__Your task__:
Among the entries below, find the lines with "JSON" and copy them.

__Exercise material__:
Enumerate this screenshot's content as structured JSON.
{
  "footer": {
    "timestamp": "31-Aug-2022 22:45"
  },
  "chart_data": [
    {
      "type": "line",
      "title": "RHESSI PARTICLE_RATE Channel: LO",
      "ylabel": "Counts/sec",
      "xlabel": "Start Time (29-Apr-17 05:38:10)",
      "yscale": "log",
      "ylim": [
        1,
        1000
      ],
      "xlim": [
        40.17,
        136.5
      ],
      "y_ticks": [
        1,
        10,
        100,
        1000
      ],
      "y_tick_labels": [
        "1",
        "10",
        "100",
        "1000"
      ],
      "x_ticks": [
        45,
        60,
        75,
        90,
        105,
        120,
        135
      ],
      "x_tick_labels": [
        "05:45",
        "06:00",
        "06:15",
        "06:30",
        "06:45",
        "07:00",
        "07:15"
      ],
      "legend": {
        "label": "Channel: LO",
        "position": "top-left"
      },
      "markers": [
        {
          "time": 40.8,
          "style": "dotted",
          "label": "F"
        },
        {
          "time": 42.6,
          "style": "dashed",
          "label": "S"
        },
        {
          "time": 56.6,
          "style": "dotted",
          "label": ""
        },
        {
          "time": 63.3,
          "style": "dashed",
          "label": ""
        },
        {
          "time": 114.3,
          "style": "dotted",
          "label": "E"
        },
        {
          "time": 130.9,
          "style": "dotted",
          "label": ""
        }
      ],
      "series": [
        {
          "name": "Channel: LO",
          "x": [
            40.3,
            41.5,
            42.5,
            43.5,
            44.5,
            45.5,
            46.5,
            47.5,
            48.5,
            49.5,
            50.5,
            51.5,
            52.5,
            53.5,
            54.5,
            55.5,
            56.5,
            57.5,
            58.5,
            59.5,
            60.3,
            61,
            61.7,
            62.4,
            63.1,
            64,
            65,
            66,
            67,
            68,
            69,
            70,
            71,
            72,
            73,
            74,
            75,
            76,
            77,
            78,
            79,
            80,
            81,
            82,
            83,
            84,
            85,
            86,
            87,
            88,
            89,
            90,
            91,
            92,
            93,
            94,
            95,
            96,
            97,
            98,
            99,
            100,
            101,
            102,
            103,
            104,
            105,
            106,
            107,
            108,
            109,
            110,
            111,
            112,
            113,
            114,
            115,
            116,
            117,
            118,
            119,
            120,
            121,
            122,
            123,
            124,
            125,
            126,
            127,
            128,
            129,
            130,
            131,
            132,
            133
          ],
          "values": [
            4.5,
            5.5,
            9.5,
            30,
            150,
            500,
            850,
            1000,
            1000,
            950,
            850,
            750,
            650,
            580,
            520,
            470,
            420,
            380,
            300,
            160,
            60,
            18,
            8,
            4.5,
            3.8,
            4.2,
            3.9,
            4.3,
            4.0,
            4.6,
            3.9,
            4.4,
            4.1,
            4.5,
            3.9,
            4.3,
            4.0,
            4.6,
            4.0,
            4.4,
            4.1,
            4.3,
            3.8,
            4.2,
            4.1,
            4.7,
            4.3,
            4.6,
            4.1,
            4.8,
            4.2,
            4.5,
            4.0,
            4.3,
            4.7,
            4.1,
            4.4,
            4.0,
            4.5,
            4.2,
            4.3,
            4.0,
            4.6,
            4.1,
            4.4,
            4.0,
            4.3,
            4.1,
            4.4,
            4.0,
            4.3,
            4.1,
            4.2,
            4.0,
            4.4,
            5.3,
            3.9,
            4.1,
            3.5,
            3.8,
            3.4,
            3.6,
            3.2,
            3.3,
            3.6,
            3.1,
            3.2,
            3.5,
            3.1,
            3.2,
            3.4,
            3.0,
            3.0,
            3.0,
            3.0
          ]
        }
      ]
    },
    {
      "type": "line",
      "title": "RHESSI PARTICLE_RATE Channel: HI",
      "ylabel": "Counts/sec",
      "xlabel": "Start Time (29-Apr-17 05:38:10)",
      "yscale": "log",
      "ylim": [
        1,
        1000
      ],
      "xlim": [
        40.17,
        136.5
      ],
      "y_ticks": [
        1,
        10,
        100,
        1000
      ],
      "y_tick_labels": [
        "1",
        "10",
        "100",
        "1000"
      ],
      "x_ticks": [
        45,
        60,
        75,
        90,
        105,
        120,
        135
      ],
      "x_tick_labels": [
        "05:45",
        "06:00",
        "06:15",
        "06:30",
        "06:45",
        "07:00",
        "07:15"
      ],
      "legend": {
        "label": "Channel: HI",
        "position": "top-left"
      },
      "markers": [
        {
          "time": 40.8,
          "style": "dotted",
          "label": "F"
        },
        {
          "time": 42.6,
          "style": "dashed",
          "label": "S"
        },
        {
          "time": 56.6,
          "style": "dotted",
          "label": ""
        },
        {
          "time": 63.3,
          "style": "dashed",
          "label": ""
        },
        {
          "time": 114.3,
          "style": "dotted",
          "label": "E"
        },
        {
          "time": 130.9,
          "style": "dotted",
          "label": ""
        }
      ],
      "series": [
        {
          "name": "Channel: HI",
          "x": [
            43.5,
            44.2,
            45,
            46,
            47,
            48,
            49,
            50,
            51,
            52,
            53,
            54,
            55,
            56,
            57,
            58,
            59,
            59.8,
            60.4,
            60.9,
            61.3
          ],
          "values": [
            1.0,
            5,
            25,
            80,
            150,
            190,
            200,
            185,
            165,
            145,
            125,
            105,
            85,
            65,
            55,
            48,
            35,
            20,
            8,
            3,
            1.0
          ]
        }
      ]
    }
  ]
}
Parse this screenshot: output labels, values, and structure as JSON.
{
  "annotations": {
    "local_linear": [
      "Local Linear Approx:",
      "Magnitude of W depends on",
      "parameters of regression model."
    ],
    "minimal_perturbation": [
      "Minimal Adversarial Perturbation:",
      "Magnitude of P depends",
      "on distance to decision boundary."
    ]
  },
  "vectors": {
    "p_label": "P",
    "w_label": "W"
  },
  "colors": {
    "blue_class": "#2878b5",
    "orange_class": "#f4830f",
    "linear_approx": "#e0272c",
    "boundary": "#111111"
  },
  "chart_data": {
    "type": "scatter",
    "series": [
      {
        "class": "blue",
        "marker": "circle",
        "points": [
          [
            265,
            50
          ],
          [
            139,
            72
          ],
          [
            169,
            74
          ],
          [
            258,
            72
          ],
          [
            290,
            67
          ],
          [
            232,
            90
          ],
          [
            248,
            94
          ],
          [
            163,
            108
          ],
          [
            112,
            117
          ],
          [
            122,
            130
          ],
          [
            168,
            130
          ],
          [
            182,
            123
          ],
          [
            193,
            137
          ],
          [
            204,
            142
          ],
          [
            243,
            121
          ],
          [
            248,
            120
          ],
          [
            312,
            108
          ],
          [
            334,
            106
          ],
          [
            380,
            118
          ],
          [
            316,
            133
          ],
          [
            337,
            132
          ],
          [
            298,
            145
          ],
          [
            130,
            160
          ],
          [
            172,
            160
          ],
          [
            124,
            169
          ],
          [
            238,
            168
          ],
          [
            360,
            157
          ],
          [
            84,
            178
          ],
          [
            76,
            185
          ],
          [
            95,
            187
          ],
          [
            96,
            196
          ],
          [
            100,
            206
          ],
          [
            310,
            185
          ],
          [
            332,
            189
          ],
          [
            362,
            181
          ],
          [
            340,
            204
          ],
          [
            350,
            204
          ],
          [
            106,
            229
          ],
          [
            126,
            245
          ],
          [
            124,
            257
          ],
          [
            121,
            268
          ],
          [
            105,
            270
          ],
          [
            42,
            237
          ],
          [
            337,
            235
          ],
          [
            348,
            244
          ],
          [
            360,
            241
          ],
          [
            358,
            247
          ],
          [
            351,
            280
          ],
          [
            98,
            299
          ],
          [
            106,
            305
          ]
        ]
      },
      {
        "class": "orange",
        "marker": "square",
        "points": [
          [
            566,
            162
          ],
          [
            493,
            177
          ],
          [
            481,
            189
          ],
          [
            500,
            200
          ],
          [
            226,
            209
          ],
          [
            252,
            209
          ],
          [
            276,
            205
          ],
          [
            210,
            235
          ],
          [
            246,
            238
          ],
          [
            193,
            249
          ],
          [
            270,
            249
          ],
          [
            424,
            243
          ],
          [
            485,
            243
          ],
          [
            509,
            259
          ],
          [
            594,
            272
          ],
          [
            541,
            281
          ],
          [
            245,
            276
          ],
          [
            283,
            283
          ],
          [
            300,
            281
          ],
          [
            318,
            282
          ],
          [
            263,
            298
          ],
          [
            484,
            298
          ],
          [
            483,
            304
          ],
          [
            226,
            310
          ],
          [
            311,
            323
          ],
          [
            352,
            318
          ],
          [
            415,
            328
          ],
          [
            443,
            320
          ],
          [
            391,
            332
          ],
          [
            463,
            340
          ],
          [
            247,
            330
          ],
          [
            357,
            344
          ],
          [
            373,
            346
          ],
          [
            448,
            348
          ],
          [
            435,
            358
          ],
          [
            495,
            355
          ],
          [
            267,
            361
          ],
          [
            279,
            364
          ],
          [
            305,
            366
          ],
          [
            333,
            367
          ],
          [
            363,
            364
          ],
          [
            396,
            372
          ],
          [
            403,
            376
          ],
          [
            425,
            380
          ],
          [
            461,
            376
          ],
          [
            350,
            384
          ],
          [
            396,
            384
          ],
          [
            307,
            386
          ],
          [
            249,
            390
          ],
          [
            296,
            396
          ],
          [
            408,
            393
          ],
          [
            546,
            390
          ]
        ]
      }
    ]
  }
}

__Correct result__:
Enumerate this screenshot's content as structured JSON.
Parse this screenshot: output labels, values, and structure as JSON.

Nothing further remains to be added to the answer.